TASK DESCRIPTION: Tell how many lines include the string "goods". Answer with a single number.

RECORDS PROVIDED:

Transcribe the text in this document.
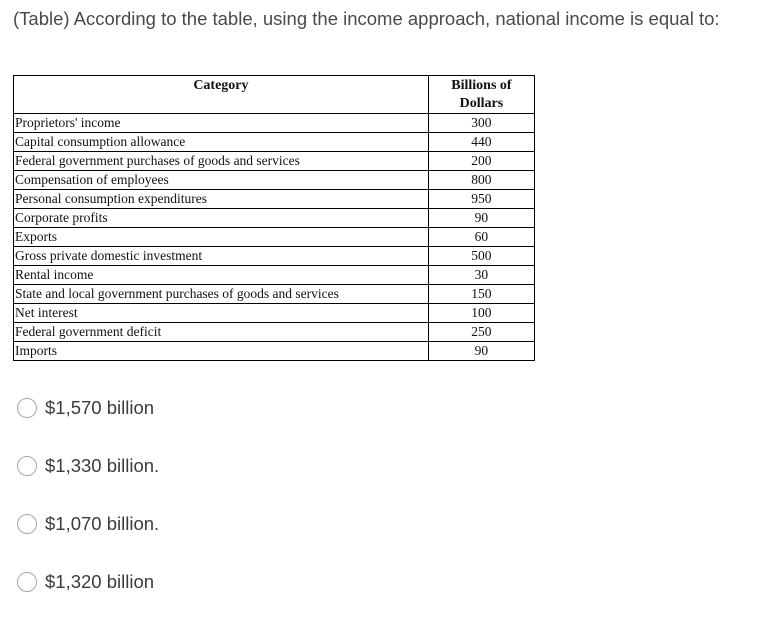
(Table) According to the table, using the income approach, national income is equal to:

Category	Billions of Dollars
Proprietors' income	300
Capital consumption allowance	440
Federal government purchases of goods and services	200
Compensation of employees	800
Personal consumption expenditures	950
Corporate profits	90
Exports	60
Gross private domestic investment	500
Rental income	30
State and local government purchases of goods and services	150
Net interest	100
Federal government deficit	250
Imports	90
$1,570 billion
$1,330 billion.
$1,070 billion.
$1,320 billion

RIGHT ANSWER: 2